Exercise directions:
Your task is to copy the listing exactly. Drop any pictures from the copy.

·····

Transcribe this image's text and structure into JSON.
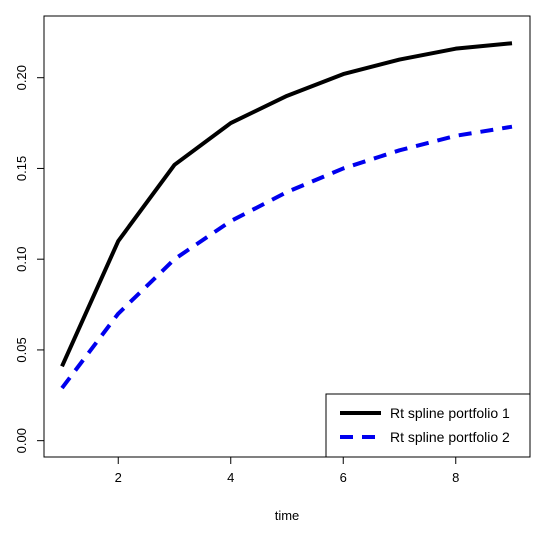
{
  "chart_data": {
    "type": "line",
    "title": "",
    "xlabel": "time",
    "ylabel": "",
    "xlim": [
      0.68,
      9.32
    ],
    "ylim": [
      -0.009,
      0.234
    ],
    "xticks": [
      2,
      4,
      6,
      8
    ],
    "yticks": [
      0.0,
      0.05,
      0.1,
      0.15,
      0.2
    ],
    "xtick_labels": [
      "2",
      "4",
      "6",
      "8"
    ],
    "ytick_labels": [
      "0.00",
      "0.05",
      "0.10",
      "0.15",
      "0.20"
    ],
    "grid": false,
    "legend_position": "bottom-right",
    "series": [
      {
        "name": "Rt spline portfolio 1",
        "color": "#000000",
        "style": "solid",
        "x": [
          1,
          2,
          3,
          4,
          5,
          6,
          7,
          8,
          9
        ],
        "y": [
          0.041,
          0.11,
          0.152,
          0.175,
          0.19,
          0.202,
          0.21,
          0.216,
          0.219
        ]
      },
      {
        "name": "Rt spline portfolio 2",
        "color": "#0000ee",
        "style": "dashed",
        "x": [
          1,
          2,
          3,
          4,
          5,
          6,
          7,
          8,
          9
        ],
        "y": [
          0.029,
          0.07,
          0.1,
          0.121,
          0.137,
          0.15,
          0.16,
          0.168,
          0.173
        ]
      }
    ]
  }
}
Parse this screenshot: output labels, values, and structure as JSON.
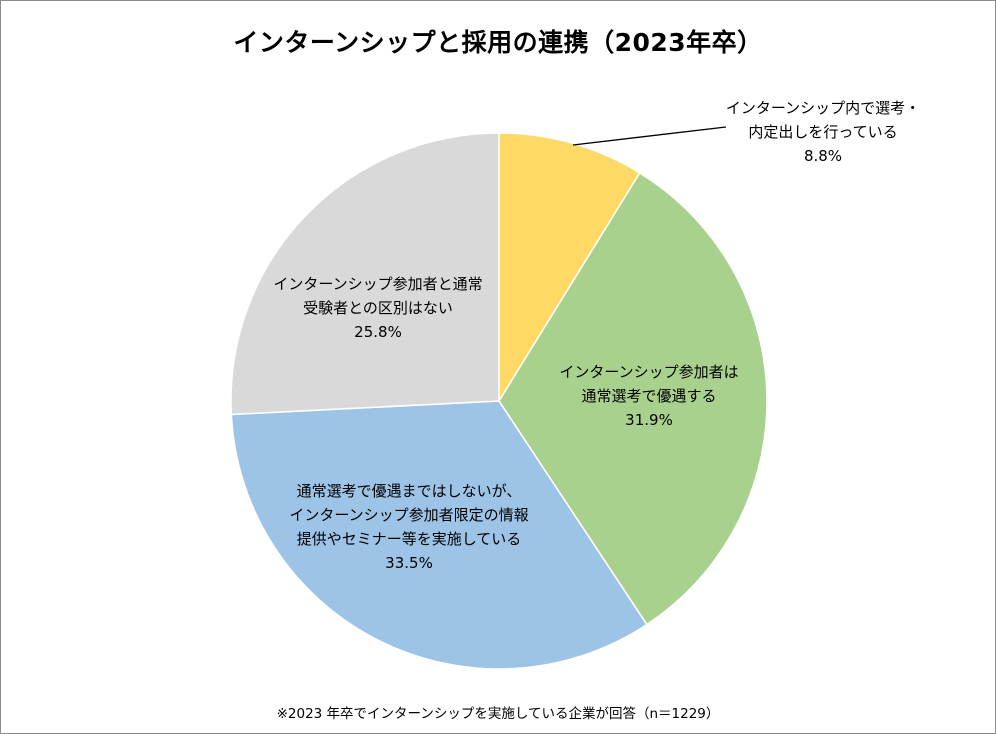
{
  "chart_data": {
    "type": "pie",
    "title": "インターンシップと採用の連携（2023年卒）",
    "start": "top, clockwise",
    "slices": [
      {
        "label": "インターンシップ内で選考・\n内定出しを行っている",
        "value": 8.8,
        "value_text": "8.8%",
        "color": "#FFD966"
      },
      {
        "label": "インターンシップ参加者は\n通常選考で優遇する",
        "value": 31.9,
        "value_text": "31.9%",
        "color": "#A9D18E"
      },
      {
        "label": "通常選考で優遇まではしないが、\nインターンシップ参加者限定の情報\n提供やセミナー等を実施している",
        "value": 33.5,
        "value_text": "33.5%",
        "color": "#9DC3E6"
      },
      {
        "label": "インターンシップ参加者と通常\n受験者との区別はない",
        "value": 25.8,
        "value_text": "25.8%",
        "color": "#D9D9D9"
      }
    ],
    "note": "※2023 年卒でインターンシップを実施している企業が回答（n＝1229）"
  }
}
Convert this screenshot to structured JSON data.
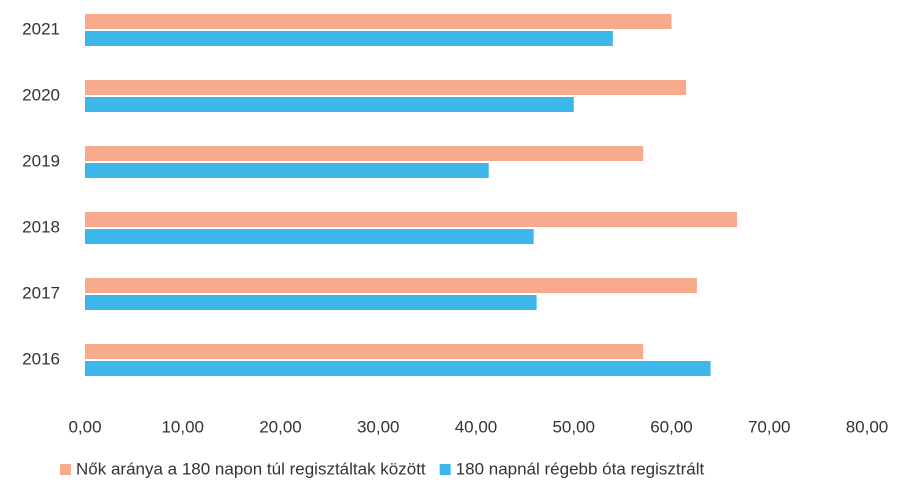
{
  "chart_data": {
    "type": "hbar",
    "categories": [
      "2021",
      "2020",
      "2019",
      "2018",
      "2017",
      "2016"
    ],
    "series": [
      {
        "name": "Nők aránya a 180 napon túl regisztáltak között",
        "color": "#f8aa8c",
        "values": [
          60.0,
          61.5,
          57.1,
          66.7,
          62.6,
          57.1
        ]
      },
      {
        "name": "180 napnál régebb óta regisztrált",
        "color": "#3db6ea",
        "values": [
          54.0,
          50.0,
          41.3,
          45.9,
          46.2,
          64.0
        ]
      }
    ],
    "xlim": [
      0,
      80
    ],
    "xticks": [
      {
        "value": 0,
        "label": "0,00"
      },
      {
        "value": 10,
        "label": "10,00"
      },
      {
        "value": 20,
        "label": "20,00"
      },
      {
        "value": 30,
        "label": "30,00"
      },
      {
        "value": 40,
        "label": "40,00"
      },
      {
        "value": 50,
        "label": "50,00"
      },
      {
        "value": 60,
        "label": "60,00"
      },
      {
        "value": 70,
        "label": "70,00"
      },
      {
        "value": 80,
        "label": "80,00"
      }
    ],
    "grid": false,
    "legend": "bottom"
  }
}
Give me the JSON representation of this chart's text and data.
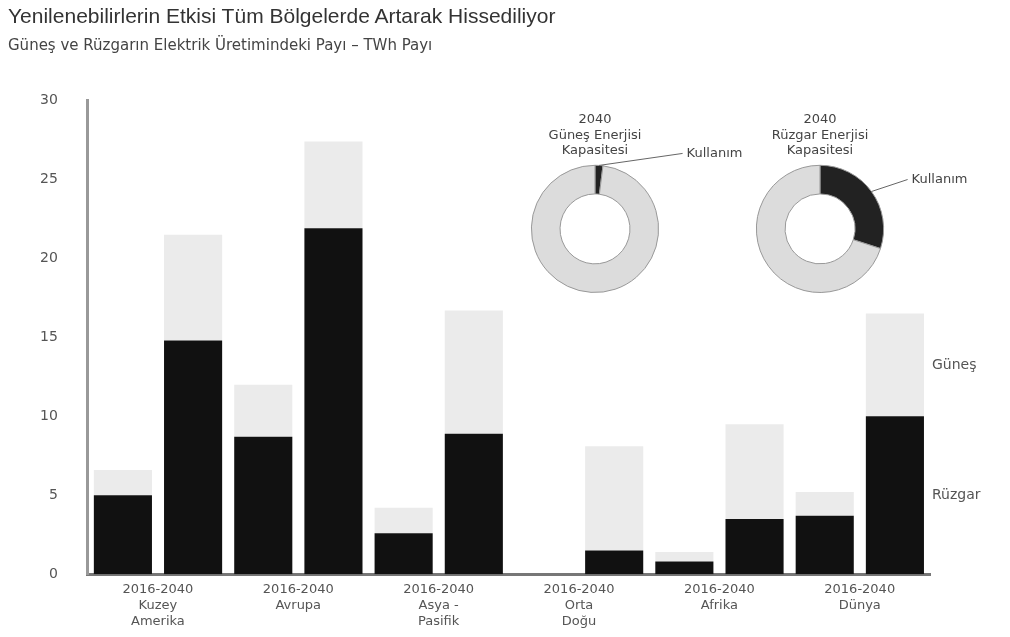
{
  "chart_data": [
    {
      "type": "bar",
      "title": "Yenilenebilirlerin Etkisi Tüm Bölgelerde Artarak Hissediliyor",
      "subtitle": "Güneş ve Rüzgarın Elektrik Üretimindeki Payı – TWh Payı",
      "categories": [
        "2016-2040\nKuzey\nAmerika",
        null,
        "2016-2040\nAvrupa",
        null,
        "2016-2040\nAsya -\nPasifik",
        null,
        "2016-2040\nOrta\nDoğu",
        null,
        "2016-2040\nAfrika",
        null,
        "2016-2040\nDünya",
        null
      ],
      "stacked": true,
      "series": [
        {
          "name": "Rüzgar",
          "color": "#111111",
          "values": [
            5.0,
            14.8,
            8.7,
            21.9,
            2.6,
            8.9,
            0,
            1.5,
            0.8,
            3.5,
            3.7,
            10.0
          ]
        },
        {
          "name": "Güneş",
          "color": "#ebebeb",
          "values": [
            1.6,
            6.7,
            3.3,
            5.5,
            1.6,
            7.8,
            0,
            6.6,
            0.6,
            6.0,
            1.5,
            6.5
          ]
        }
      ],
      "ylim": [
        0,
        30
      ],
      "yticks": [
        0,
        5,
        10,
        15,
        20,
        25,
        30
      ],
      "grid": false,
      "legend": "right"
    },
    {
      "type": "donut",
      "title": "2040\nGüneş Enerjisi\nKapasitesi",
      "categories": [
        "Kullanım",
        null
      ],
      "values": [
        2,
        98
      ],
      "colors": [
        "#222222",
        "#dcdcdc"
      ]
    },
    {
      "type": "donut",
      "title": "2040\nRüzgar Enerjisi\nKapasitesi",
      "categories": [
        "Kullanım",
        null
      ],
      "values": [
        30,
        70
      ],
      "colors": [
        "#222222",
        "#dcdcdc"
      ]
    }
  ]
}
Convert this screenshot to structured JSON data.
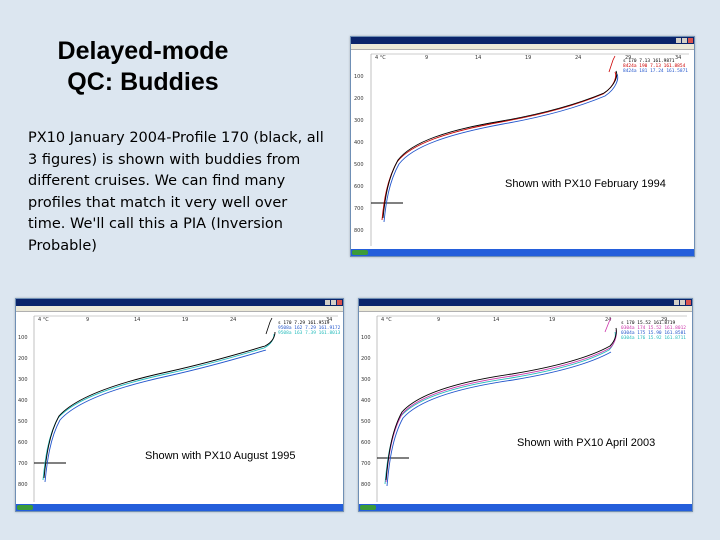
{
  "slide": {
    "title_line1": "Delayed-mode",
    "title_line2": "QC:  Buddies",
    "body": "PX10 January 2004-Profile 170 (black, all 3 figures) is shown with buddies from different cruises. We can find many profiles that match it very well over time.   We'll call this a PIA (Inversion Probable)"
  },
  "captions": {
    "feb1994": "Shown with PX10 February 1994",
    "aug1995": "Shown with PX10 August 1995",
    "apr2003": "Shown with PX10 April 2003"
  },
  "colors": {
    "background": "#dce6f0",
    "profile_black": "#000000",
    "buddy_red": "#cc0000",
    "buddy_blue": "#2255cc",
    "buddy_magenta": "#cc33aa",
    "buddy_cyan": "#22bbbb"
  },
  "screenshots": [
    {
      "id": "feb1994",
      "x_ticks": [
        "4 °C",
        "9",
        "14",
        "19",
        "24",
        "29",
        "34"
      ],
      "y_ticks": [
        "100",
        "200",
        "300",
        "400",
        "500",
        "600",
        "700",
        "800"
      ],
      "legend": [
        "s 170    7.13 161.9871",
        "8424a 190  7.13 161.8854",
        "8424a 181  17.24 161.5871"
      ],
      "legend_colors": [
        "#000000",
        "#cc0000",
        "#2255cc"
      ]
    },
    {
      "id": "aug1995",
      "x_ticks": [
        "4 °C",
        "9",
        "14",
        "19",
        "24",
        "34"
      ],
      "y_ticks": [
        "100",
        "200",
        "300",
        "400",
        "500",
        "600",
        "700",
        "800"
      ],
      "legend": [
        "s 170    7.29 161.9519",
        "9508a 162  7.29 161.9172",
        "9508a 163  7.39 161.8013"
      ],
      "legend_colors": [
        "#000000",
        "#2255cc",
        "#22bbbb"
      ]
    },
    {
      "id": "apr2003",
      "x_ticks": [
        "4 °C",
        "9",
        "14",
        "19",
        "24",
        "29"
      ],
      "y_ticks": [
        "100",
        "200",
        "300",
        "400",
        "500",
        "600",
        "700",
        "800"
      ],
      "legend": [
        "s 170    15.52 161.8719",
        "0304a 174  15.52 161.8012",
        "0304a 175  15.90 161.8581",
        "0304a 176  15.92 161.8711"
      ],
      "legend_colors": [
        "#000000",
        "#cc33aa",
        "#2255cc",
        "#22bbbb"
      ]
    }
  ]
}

·····

Complete answer:
Transcribe this image's text and structure into JSON.
{
  "chart_data": {
    "type": "line",
    "title": "",
    "xlabel": "time",
    "ylabel": "",
    "xlim": [
      0.68,
      9.32
    ],
    "ylim": [
      -0.009,
      0.234
    ],
    "xticks": [
      2,
      4,
      6,
      8
    ],
    "yticks": [
      0.0,
      0.05,
      0.1,
      0.15,
      0.2
    ],
    "xtick_labels": [
      "2",
      "4",
      "6",
      "8"
    ],
    "ytick_labels": [
      "0.00",
      "0.05",
      "0.10",
      "0.15",
      "0.20"
    ],
    "grid": false,
    "legend_position": "bottom-right",
    "series": [
      {
        "name": "Rt spline portfolio 1",
        "color": "#000000",
        "style": "solid",
        "x": [
          1,
          2,
          3,
          4,
          5,
          6,
          7,
          8,
          9
        ],
        "y": [
          0.041,
          0.11,
          0.152,
          0.175,
          0.19,
          0.202,
          0.21,
          0.216,
          0.219
        ]
      },
      {
        "name": "Rt spline portfolio 2",
        "color": "#0000ee",
        "style": "dashed",
        "x": [
          1,
          2,
          3,
          4,
          5,
          6,
          7,
          8,
          9
        ],
        "y": [
          0.029,
          0.07,
          0.1,
          0.121,
          0.137,
          0.15,
          0.16,
          0.168,
          0.173
        ]
      }
    ]
  }
}
Parse this screenshot: output labels, values, and structure as JSON.
{
  "chart_data": {
    "type": "pie",
    "title": "インターンシップと採用の連携（2023年卒）",
    "start": "top, clockwise",
    "slices": [
      {
        "label": "インターンシップ内で選考・\n内定出しを行っている",
        "value": 8.8,
        "value_text": "8.8%",
        "color": "#FFD966"
      },
      {
        "label": "インターンシップ参加者は\n通常選考で優遇する",
        "value": 31.9,
        "value_text": "31.9%",
        "color": "#A9D18E"
      },
      {
        "label": "通常選考で優遇まではしないが、\nインターンシップ参加者限定の情報\n提供やセミナー等を実施している",
        "value": 33.5,
        "value_text": "33.5%",
        "color": "#9DC3E6"
      },
      {
        "label": "インターンシップ参加者と通常\n受験者との区別はない",
        "value": 25.8,
        "value_text": "25.8%",
        "color": "#D9D9D9"
      }
    ],
    "note": "※2023 年卒でインターンシップを実施している企業が回答（n＝1229）"
  }
}
Convert this screenshot to structured JSON data.
{
  "chart_data": {
    "type": "hbar",
    "categories": [
      "2021",
      "2020",
      "2019",
      "2018",
      "2017",
      "2016"
    ],
    "series": [
      {
        "name": "Nők aránya a 180 napon túl regisztáltak között",
        "color": "#f8aa8c",
        "values": [
          60.0,
          61.5,
          57.1,
          66.7,
          62.6,
          57.1
        ]
      },
      {
        "name": "180 napnál régebb óta regisztrált",
        "color": "#3db6ea",
        "values": [
          54.0,
          50.0,
          41.3,
          45.9,
          46.2,
          64.0
        ]
      }
    ],
    "xlim": [
      0,
      80
    ],
    "xticks": [
      {
        "value": 0,
        "label": "0,00"
      },
      {
        "value": 10,
        "label": "10,00"
      },
      {
        "value": 20,
        "label": "20,00"
      },
      {
        "value": 30,
        "label": "30,00"
      },
      {
        "value": 40,
        "label": "40,00"
      },
      {
        "value": 50,
        "label": "50,00"
      },
      {
        "value": 60,
        "label": "60,00"
      },
      {
        "value": 70,
        "label": "70,00"
      },
      {
        "value": 80,
        "label": "80,00"
      }
    ],
    "grid": false,
    "legend": "bottom"
  }
}
Give me the JSON representation of this chart's text and data.
{
  "chart_data": [
    {
      "type": "bar",
      "title": "Yenilenebilirlerin Etkisi Tüm Bölgelerde Artarak Hissediliyor",
      "subtitle": "Güneş ve Rüzgarın Elektrik Üretimindeki Payı – TWh Payı",
      "categories": [
        "2016-2040\nKuzey\nAmerika",
        null,
        "2016-2040\nAvrupa",
        null,
        "2016-2040\nAsya -\nPasifik",
        null,
        "2016-2040\nOrta\nDoğu",
        null,
        "2016-2040\nAfrika",
        null,
        "2016-2040\nDünya",
        null
      ],
      "stacked": true,
      "series": [
        {
          "name": "Rüzgar",
          "color": "#111111",
          "values": [
            5.0,
            14.8,
            8.7,
            21.9,
            2.6,
            8.9,
            0,
            1.5,
            0.8,
            3.5,
            3.7,
            10.0
          ]
        },
        {
          "name": "Güneş",
          "color": "#ebebeb",
          "values": [
            1.6,
            6.7,
            3.3,
            5.5,
            1.6,
            7.8,
            0,
            6.6,
            0.6,
            6.0,
            1.5,
            6.5
          ]
        }
      ],
      "ylim": [
        0,
        30
      ],
      "yticks": [
        0,
        5,
        10,
        15,
        20,
        25,
        30
      ],
      "grid": false,
      "legend": "right"
    },
    {
      "type": "donut",
      "title": "2040\nGüneş Enerjisi\nKapasitesi",
      "categories": [
        "Kullanım",
        null
      ],
      "values": [
        2,
        98
      ],
      "colors": [
        "#222222",
        "#dcdcdc"
      ]
    },
    {
      "type": "donut",
      "title": "2040\nRüzgar Enerjisi\nKapasitesi",
      "categories": [
        "Kullanım",
        null
      ],
      "values": [
        30,
        70
      ],
      "colors": [
        "#222222",
        "#dcdcdc"
      ]
    }
  ]
}
Convert this screenshot to structured JSON data.
{
  "slide": {
    "title_line1": "Delayed-mode",
    "title_line2": "QC:  Buddies",
    "body": "PX10 January 2004-Profile 170 (black, all 3 figures) is shown with buddies from different cruises. We can find many profiles that match it very well over time.   We'll call this a PIA (Inversion Probable)"
  },
  "captions": {
    "feb1994": "Shown with PX10 February 1994",
    "aug1995": "Shown with PX10 August 1995",
    "apr2003": "Shown with PX10 April 2003"
  },
  "colors": {
    "background": "#dce6f0",
    "profile_black": "#000000",
    "buddy_red": "#cc0000",
    "buddy_blue": "#2255cc",
    "buddy_magenta": "#cc33aa",
    "buddy_cyan": "#22bbbb"
  },
  "screenshots": [
    {
      "id": "feb1994",
      "x_ticks": [
        "4 °C",
        "9",
        "14",
        "19",
        "24",
        "29",
        "34"
      ],
      "y_ticks": [
        "100",
        "200",
        "300",
        "400",
        "500",
        "600",
        "700",
        "800"
      ],
      "legend": [
        "s 170    7.13 161.9871",
        "8424a 190  7.13 161.8854",
        "8424a 181  17.24 161.5871"
      ],
      "legend_colors": [
        "#000000",
        "#cc0000",
        "#2255cc"
      ]
    },
    {
      "id": "aug1995",
      "x_ticks": [
        "4 °C",
        "9",
        "14",
        "19",
        "24",
        "34"
      ],
      "y_ticks": [
        "100",
        "200",
        "300",
        "400",
        "500",
        "600",
        "700",
        "800"
      ],
      "legend": [
        "s 170    7.29 161.9519",
        "9508a 162  7.29 161.9172",
        "9508a 163  7.39 161.8013"
      ],
      "legend_colors": [
        "#000000",
        "#2255cc",
        "#22bbbb"
      ]
    },
    {
      "id": "apr2003",
      "x_ticks": [
        "4 °C",
        "9",
        "14",
        "19",
        "24",
        "29"
      ],
      "y_ticks": [
        "100",
        "200",
        "300",
        "400",
        "500",
        "600",
        "700",
        "800"
      ],
      "legend": [
        "s 170    15.52 161.8719",
        "0304a 174  15.52 161.8012",
        "0304a 175  15.90 161.8581",
        "0304a 176  15.92 161.8711"
      ],
      "legend_colors": [
        "#000000",
        "#cc33aa",
        "#2255cc",
        "#22bbbb"
      ]
    }
  ]
}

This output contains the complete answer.